-- Start Entries provided --

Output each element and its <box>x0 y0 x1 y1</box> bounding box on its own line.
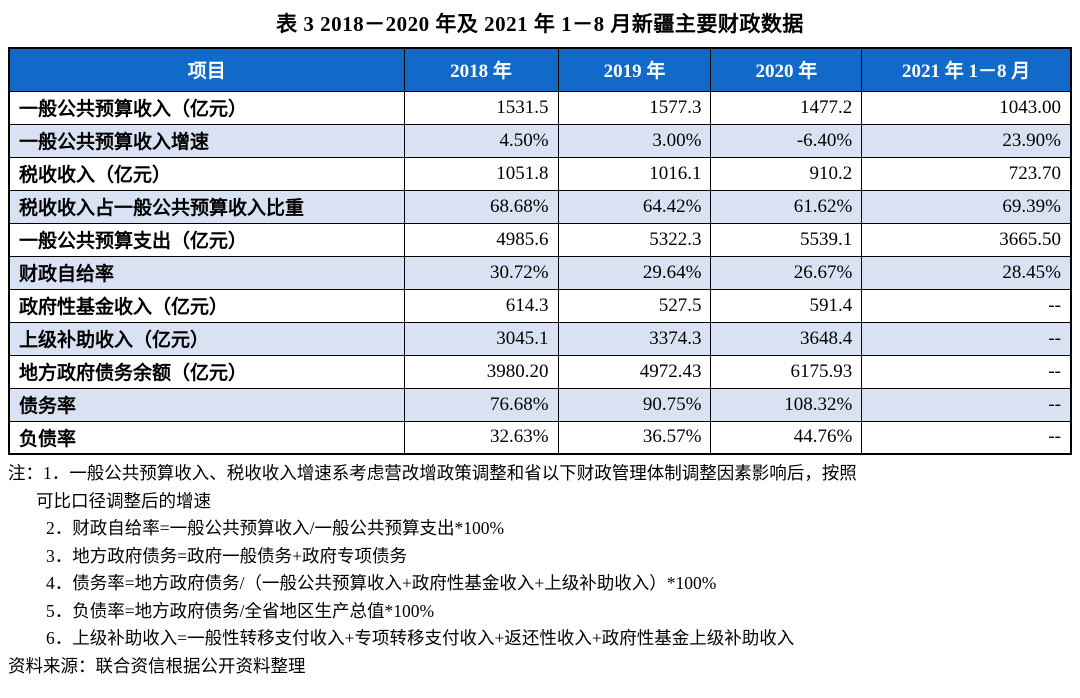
value-cell: 32.63% <box>403 420 559 455</box>
table-row: 税收收入（亿元） 1051.8 1016.1 910.2 723.70 <box>8 156 1072 191</box>
note-line: 4．债务率=地方政府债务/（一般公共预算收入+政府性基金收入+上级补助收入）*1… <box>46 573 717 593</box>
table-body: 一般公共预算收入（亿元） 1531.5 1577.3 1477.2 1043.00 一般公… <box>8 90 1072 455</box>
value-cell: 108.32% <box>710 387 863 422</box>
value-cell: -- <box>861 354 1072 389</box>
value-cell: 3045.1 <box>403 321 559 356</box>
row-label: 一般公共预算收入增速 <box>8 123 405 158</box>
row-label: 财政自给率 <box>8 255 405 290</box>
row-label: 税收收入（亿元） <box>8 156 405 191</box>
value-cell: 614.3 <box>403 288 559 323</box>
column-header: 项目 <box>8 47 405 92</box>
value-cell: 4972.43 <box>557 354 712 389</box>
column-header: 2021 年 1－8 月 <box>861 47 1072 92</box>
value-cell: 3648.4 <box>710 321 863 356</box>
value-cell: 44.76% <box>710 420 863 455</box>
note-line: 6．上级补助收入=一般性转移支付收入+专项转移支付收入+返还性收入+政府性基金上… <box>46 628 795 648</box>
value-cell: 68.68% <box>403 189 559 224</box>
table-notes: 注：1．一般公共预算收入、税收收入增速系考虑营改增政策调整和省以下财政管理体制调… <box>8 455 1072 680</box>
value-cell: 6175.93 <box>710 354 863 389</box>
value-cell: 723.70 <box>861 156 1072 191</box>
table-header-row: 项目 2018 年 2019 年 2020 年 2021 年 1－8 月 <box>8 47 1072 92</box>
value-cell: 1477.2 <box>710 90 863 125</box>
note-line: 2．财政自给率=一般公共预算收入/一般公共预算支出*100% <box>46 518 505 538</box>
value-cell: 1577.3 <box>557 90 712 125</box>
value-cell: 1016.1 <box>557 156 712 191</box>
note-line: 注：1．一般公共预算收入、税收收入增速系考虑营改增政策调整和省以下财政管理体制调… <box>8 463 857 483</box>
value-cell: 3980.20 <box>403 354 559 389</box>
source-line: 资料来源：联合资信根据公开资料整理 <box>8 655 306 676</box>
table-row: 债务率 76.68% 90.75% 108.32% -- <box>8 387 1072 422</box>
value-cell: 910.2 <box>710 156 863 191</box>
column-header: 2019 年 <box>557 47 712 92</box>
table-row: 地方政府债务余额（亿元） 3980.20 4972.43 6175.93 -- <box>8 354 1072 389</box>
value-cell: 26.67% <box>710 255 863 290</box>
table-row: 一般公共预算收入增速 4.50% 3.00% -6.40% 23.90% <box>8 123 1072 158</box>
value-cell: 3.00% <box>557 123 712 158</box>
row-label: 一般公共预算支出（亿元） <box>8 222 405 257</box>
value-cell: 28.45% <box>861 255 1072 290</box>
value-cell: -- <box>861 420 1072 455</box>
value-cell: 3374.3 <box>557 321 712 356</box>
value-cell: 3665.50 <box>861 222 1072 257</box>
value-cell: -6.40% <box>710 123 863 158</box>
table-row: 政府性基金收入（亿元） 614.3 527.5 591.4 -- <box>8 288 1072 323</box>
table-title: 表 3 2018－2020 年及 2021 年 1－8 月新疆主要财政数据 <box>276 12 804 36</box>
column-header: 2020 年 <box>710 47 863 92</box>
value-cell: 69.39% <box>861 189 1072 224</box>
value-cell: -- <box>861 321 1072 356</box>
value-cell: 76.68% <box>403 387 559 422</box>
row-label: 债务率 <box>8 387 405 422</box>
table-row: 上级补助收入（亿元） 3045.1 3374.3 3648.4 -- <box>8 321 1072 356</box>
value-cell: 61.62% <box>710 189 863 224</box>
value-cell: -- <box>861 387 1072 422</box>
value-cell: 4.50% <box>403 123 559 158</box>
value-cell: 5322.3 <box>557 222 712 257</box>
table-row: 负债率 32.63% 36.57% 44.76% -- <box>8 420 1072 455</box>
value-cell: 1051.8 <box>403 156 559 191</box>
value-cell: 29.64% <box>557 255 712 290</box>
value-cell: 5539.1 <box>710 222 863 257</box>
row-label: 上级补助收入（亿元） <box>8 321 405 356</box>
table-row: 税收收入占一般公共预算收入比重 68.68% 64.42% 61.62% 69.39% <box>8 189 1072 224</box>
value-cell: 30.72% <box>403 255 559 290</box>
row-label: 政府性基金收入（亿元） <box>8 288 405 323</box>
value-cell: 23.90% <box>861 123 1072 158</box>
row-label: 一般公共预算收入（亿元） <box>8 90 405 125</box>
value-cell: -- <box>861 288 1072 323</box>
note-line: 可比口径调整后的增速 <box>36 490 211 511</box>
value-cell: 64.42% <box>557 189 712 224</box>
table-row: 一般公共预算支出（亿元） 4985.6 5322.3 5539.1 3665.50 <box>8 222 1072 257</box>
value-cell: 591.4 <box>710 288 863 323</box>
note-line: 3．地方政府债务=政府一般债务+政府专项债务 <box>46 545 407 566</box>
value-cell: 1531.5 <box>403 90 559 125</box>
fiscal-data-table: 项目 2018 年 2019 年 2020 年 2021 年 1－8 月 一般公共预算收… <box>8 47 1072 455</box>
table-row: 财政自给率 30.72% 29.64% 26.67% 28.45% <box>8 255 1072 290</box>
value-cell: 4985.6 <box>403 222 559 257</box>
value-cell: 90.75% <box>557 387 712 422</box>
row-label: 地方政府债务余额（亿元） <box>8 354 405 389</box>
value-cell: 36.57% <box>557 420 712 455</box>
value-cell: 527.5 <box>557 288 712 323</box>
value-cell: 1043.00 <box>861 90 1072 125</box>
table-row: 一般公共预算收入（亿元） 1531.5 1577.3 1477.2 1043.00 <box>8 90 1072 125</box>
column-header: 2018 年 <box>403 47 559 92</box>
row-label: 负债率 <box>8 420 405 455</box>
note-line: 5．负债率=地方政府债务/全省地区生产总值*100% <box>46 600 435 621</box>
row-label: 税收收入占一般公共预算收入比重 <box>8 189 405 224</box>
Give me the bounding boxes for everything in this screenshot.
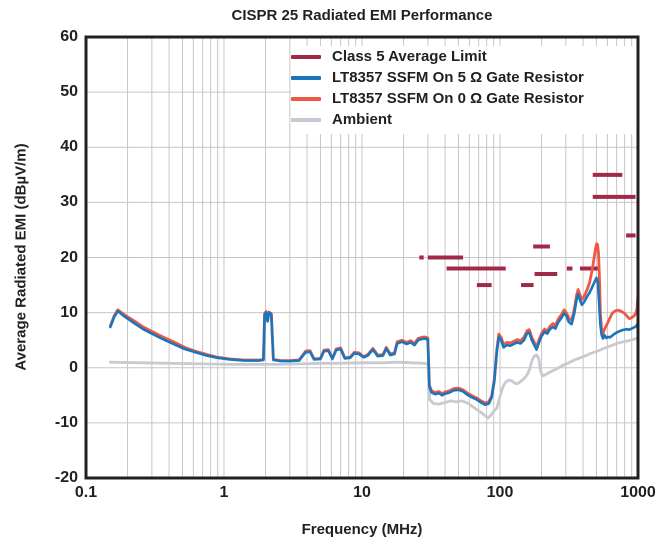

-- End Entries provided --

Please pull out every line of the data above that contains the string "column", treating uppercase and lowercase as different.

Expected answer
column-header: 项目 <box>8 47 405 92</box>
column-header: 2021 年 1－8 月 <box>861 47 1072 92</box>
column-header: 2019 年 <box>557 47 712 92</box>
column-header: 2020 年 <box>710 47 863 92</box>
column-header: 2018 年 <box>403 47 559 92</box>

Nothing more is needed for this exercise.